Stored items from a collection:
# # #
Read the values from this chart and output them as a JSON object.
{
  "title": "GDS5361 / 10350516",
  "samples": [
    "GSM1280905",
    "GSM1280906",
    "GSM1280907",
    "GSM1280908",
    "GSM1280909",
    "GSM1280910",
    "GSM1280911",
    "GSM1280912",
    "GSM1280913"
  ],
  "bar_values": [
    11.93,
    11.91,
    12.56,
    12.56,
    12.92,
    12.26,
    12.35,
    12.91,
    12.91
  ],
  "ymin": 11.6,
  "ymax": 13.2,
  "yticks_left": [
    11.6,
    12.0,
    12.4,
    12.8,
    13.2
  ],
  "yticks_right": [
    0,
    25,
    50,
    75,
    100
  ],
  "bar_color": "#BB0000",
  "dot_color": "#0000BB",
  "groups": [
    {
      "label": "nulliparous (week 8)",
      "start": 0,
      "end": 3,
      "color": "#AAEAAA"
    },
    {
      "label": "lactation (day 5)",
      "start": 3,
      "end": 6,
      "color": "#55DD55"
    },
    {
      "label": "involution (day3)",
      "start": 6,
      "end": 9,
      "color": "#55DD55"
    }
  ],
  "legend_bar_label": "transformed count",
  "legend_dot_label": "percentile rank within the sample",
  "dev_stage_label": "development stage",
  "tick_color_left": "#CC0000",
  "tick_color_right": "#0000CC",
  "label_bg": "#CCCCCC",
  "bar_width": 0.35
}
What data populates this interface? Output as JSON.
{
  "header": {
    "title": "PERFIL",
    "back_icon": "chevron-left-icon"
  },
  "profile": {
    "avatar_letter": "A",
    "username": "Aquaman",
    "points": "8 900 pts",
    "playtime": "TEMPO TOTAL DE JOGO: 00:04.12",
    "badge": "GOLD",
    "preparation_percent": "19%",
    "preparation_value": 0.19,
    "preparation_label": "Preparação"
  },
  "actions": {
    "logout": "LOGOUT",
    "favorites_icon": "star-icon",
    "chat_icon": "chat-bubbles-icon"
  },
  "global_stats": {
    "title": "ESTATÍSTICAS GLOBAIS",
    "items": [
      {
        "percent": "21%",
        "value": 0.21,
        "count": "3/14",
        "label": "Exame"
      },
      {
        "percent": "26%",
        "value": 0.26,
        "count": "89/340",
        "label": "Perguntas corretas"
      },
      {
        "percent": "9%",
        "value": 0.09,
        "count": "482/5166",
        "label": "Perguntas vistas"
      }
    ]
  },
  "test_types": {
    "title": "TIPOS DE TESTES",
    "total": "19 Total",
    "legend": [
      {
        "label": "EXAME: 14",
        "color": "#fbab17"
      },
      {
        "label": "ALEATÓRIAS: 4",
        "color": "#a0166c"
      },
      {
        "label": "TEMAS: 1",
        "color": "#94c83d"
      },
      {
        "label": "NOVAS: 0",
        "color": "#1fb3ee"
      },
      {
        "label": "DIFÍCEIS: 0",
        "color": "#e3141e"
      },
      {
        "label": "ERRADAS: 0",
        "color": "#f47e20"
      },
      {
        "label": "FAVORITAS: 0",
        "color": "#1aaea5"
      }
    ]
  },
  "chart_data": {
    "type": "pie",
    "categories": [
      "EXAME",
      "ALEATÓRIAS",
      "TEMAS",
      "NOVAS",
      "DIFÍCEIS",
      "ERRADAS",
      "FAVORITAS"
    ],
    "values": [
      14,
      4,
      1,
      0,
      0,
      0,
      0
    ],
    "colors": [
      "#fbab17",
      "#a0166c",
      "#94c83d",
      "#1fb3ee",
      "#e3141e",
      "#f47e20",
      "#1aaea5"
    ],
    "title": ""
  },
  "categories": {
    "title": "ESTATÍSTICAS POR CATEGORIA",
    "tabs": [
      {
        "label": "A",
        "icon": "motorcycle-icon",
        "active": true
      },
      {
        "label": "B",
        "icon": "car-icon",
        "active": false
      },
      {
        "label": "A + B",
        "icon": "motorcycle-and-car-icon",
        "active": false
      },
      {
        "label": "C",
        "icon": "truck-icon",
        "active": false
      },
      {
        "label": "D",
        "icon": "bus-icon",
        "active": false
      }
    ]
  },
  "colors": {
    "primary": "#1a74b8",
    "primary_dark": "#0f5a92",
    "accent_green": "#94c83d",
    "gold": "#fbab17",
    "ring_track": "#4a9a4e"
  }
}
# # #
TASK: Repeat every entry exactly, please.

WRITTEN RESPONSE:
Read the values from this chart and output them as a JSON object.
{
  "title": "GDS5361 / 10350516",
  "samples": [
    "GSM1280905",
    "GSM1280906",
    "GSM1280907",
    "GSM1280908",
    "GSM1280909",
    "GSM1280910",
    "GSM1280911",
    "GSM1280912",
    "GSM1280913"
  ],
  "bar_values": [
    11.93,
    11.91,
    12.56,
    12.56,
    12.92,
    12.26,
    12.35,
    12.91,
    12.91
  ],
  "ymin": 11.6,
  "ymax": 13.2,
  "yticks_left": [
    11.6,
    12.0,
    12.4,
    12.8,
    13.2
  ],
  "yticks_right": [
    0,
    25,
    50,
    75,
    100
  ],
  "bar_color": "#BB0000",
  "dot_color": "#0000BB",
  "groups": [
    {
      "label": "nulliparous (week 8)",
      "start": 0,
      "end": 3,
      "color": "#AAEAAA"
    },
    {
      "label": "lactation (day 5)",
      "start": 3,
      "end": 6,
      "color": "#55DD55"
    },
    {
      "label": "involution (day3)",
      "start": 6,
      "end": 9,
      "color": "#55DD55"
    }
  ],
  "legend_bar_label": "transformed count",
  "legend_dot_label": "percentile rank within the sample",
  "dev_stage_label": "development stage",
  "tick_color_left": "#CC0000",
  "tick_color_right": "#0000CC",
  "label_bg": "#CCCCCC",
  "bar_width": 0.35
}
What data populates this interface? Output as JSON.
{
  "header": {
    "title": "PERFIL",
    "back_icon": "chevron-left-icon"
  },
  "profile": {
    "avatar_letter": "A",
    "username": "Aquaman",
    "points": "8 900 pts",
    "playtime": "TEMPO TOTAL DE JOGO: 00:04.12",
    "badge": "GOLD",
    "preparation_percent": "19%",
    "preparation_value": 0.19,
    "preparation_label": "Preparação"
  },
  "actions": {
    "logout": "LOGOUT",
    "favorites_icon": "star-icon",
    "chat_icon": "chat-bubbles-icon"
  },
  "global_stats": {
    "title": "ESTATÍSTICAS GLOBAIS",
    "items": [
      {
        "percent": "21%",
        "value": 0.21,
        "count": "3/14",
        "label": "Exame"
      },
      {
        "percent": "26%",
        "value": 0.26,
        "count": "89/340",
        "label": "Perguntas corretas"
      },
      {
        "percent": "9%",
        "value": 0.09,
        "count": "482/5166",
        "label": "Perguntas vistas"
      }
    ]
  },
  "test_types": {
    "title": "TIPOS DE TESTES",
    "total": "19 Total",
    "legend": [
      {
        "label": "EXAME: 14",
        "color": "#fbab17"
      },
      {
        "label": "ALEATÓRIAS: 4",
        "color": "#a0166c"
      },
      {
        "label": "TEMAS: 1",
        "color": "#94c83d"
      },
      {
        "label": "NOVAS: 0",
        "color": "#1fb3ee"
      },
      {
        "label": "DIFÍCEIS: 0",
        "color": "#e3141e"
      },
      {
        "label": "ERRADAS: 0",
        "color": "#f47e20"
      },
      {
        "label": "FAVORITAS: 0",
        "color": "#1aaea5"
      }
    ]
  },
  "chart_data": {
    "type": "pie",
    "categories": [
      "EXAME",
      "ALEATÓRIAS",
      "TEMAS",
      "NOVAS",
      "DIFÍCEIS",
      "ERRADAS",
      "FAVORITAS"
    ],
    "values": [
      14,
      4,
      1,
      0,
      0,
      0,
      0
    ],
    "colors": [
      "#fbab17",
      "#a0166c",
      "#94c83d",
      "#1fb3ee",
      "#e3141e",
      "#f47e20",
      "#1aaea5"
    ],
    "title": ""
  },
  "categories": {
    "title": "ESTATÍSTICAS POR CATEGORIA",
    "tabs": [
      {
        "label": "A",
        "icon": "motorcycle-icon",
        "active": true
      },
      {
        "label": "B",
        "icon": "car-icon",
        "active": false
      },
      {
        "label": "A + B",
        "icon": "motorcycle-and-car-icon",
        "active": false
      },
      {
        "label": "C",
        "icon": "truck-icon",
        "active": false
      },
      {
        "label": "D",
        "icon": "bus-icon",
        "active": false
      }
    ]
  },
  "colors": {
    "primary": "#1a74b8",
    "primary_dark": "#0f5a92",
    "accent_green": "#94c83d",
    "gold": "#fbab17",
    "ring_track": "#4a9a4e"
  }
}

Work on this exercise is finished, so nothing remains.